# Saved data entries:
* * * * * * * * *
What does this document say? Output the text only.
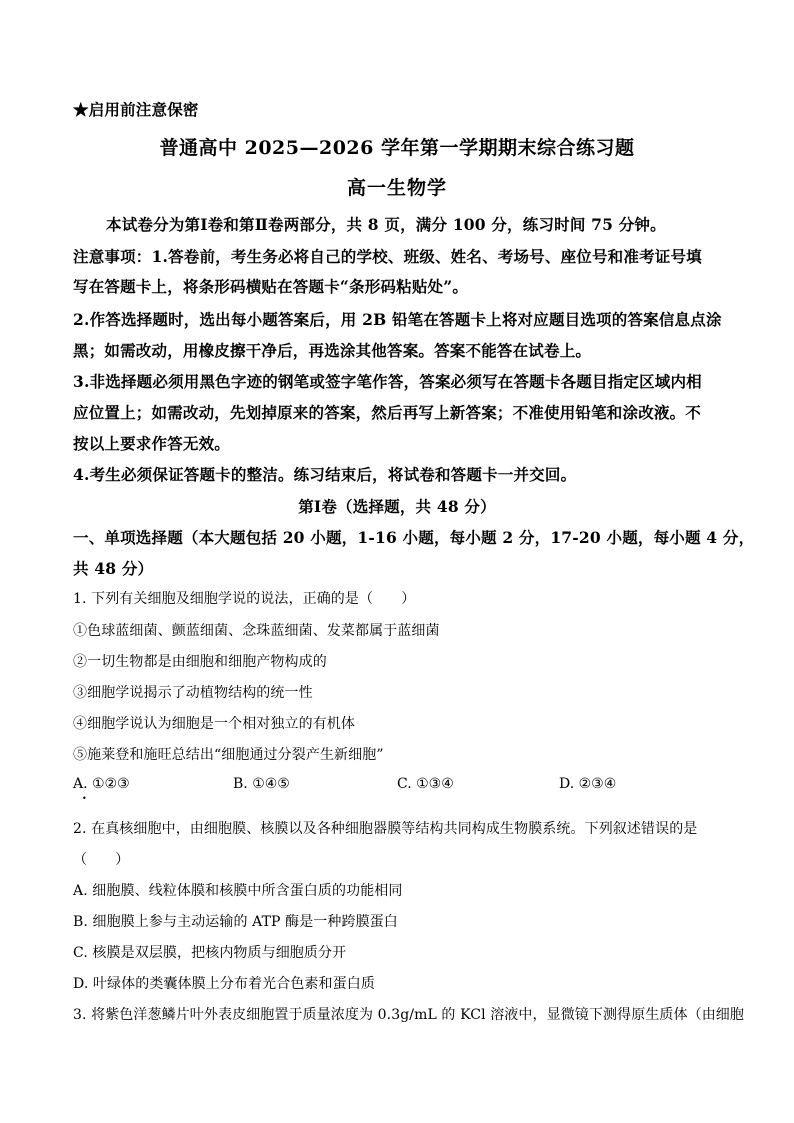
★启用前注意保密
普通高中 2025—2026 学年第一学期期末综合练习题
高一生物学
本试卷分为第Ⅰ卷和第Ⅱ卷两部分，共 8 页，满分 100 分，练习时间 75 分钟。
注意事项：1.答卷前，考生务必将自己的学校、班级、姓名、考场号、座位号和准考证号填
写在答题卡上，将条形码横贴在答题卡“条形码粘贴处”。
2.作答选择题时，选出每小题答案后，用 2B 铅笔在答题卡上将对应题目选项的答案信息点涂
黑；如需改动，用橡皮擦干净后，再选涂其他答案。答案不能答在试卷上。
3.非选择题必须用黑色字迹的钢笔或签字笔作答，答案必须写在答题卡各题目指定区域内相
应位置上；如需改动，先划掉原来的答案，然后再写上新答案；不准使用铅笔和涂改液。不
按以上要求作答无效。
4.考生必须保证答题卡的整洁。练习结束后，将试卷和答题卡一并交回。
第Ⅰ卷（选择题，共 48 分）
一、单项选择题（本大题包括 20 小题，1-16 小题，每小题 2 分，17-20 小题，每小题 4 分，
共 48 分）
1. 下列有关细胞及细胞学说的说法，正确的是（　　）
①色球蓝细菌、颤蓝细菌、念珠蓝细菌、发菜都属于蓝细菌
②一切生物都是由细胞和细胞产物构成的
③细胞学说揭示了动植物结构的统一性
④细胞学说认为细胞是一个相对独立的有机体
⑤施莱登和施旺总结出“细胞通过分裂产生新细胞”
A. ①②③	B. ①④⑤	C. ①③④	D. ②③④
•
2. 在真核细胞中，由细胞膜、核膜以及各种细胞器膜等结构共同构成生物膜系统。下列叙述错误的是
（　　）
A. 细胞膜、线粒体膜和核膜中所含蛋白质的功能相同
B. 细胞膜上参与主动运输的 ATP 酶是一种跨膜蛋白
C. 核膜是双层膜，把核内物质与细胞质分开
D. 叶绿体的类囊体膜上分布着光合色素和蛋白质
3. 将紫色洋葱鳞片叶外表皮细胞置于质量浓度为 0.3g/mL 的 KCl 溶液中，显微镜下测得原生质体（由细胞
* * * * * * * * *
# Task to carry out:
Without including the pictures, reproduce all entries exactly.

# Task output:
What does this document say? Output the text only.
★启用前注意保密
普通高中 2025—2026 学年第一学期期末综合练习题
高一生物学
本试卷分为第Ⅰ卷和第Ⅱ卷两部分，共 8 页，满分 100 分，练习时间 75 分钟。
注意事项：1.答卷前，考生务必将自己的学校、班级、姓名、考场号、座位号和准考证号填
写在答题卡上，将条形码横贴在答题卡“条形码粘贴处”。
2.作答选择题时，选出每小题答案后，用 2B 铅笔在答题卡上将对应题目选项的答案信息点涂
黑；如需改动，用橡皮擦干净后，再选涂其他答案。答案不能答在试卷上。
3.非选择题必须用黑色字迹的钢笔或签字笔作答，答案必须写在答题卡各题目指定区域内相
应位置上；如需改动，先划掉原来的答案，然后再写上新答案；不准使用铅笔和涂改液。不
按以上要求作答无效。
4.考生必须保证答题卡的整洁。练习结束后，将试卷和答题卡一并交回。
第Ⅰ卷（选择题，共 48 分）
一、单项选择题（本大题包括 20 小题，1-16 小题，每小题 2 分，17-20 小题，每小题 4 分，
共 48 分）
1. 下列有关细胞及细胞学说的说法，正确的是（　　）
①色球蓝细菌、颤蓝细菌、念珠蓝细菌、发菜都属于蓝细菌
②一切生物都是由细胞和细胞产物构成的
③细胞学说揭示了动植物结构的统一性
④细胞学说认为细胞是一个相对独立的有机体
⑤施莱登和施旺总结出“细胞通过分裂产生新细胞”
A. ①②③	B. ①④⑤	C. ①③④	D. ②③④
•
2. 在真核细胞中，由细胞膜、核膜以及各种细胞器膜等结构共同构成生物膜系统。下列叙述错误的是
（　　）
A. 细胞膜、线粒体膜和核膜中所含蛋白质的功能相同
B. 细胞膜上参与主动运输的 ATP 酶是一种跨膜蛋白
C. 核膜是双层膜，把核内物质与细胞质分开
D. 叶绿体的类囊体膜上分布着光合色素和蛋白质
3. 将紫色洋葱鳞片叶外表皮细胞置于质量浓度为 0.3g/mL 的 KCl 溶液中，显微镜下测得原生质体（由细胞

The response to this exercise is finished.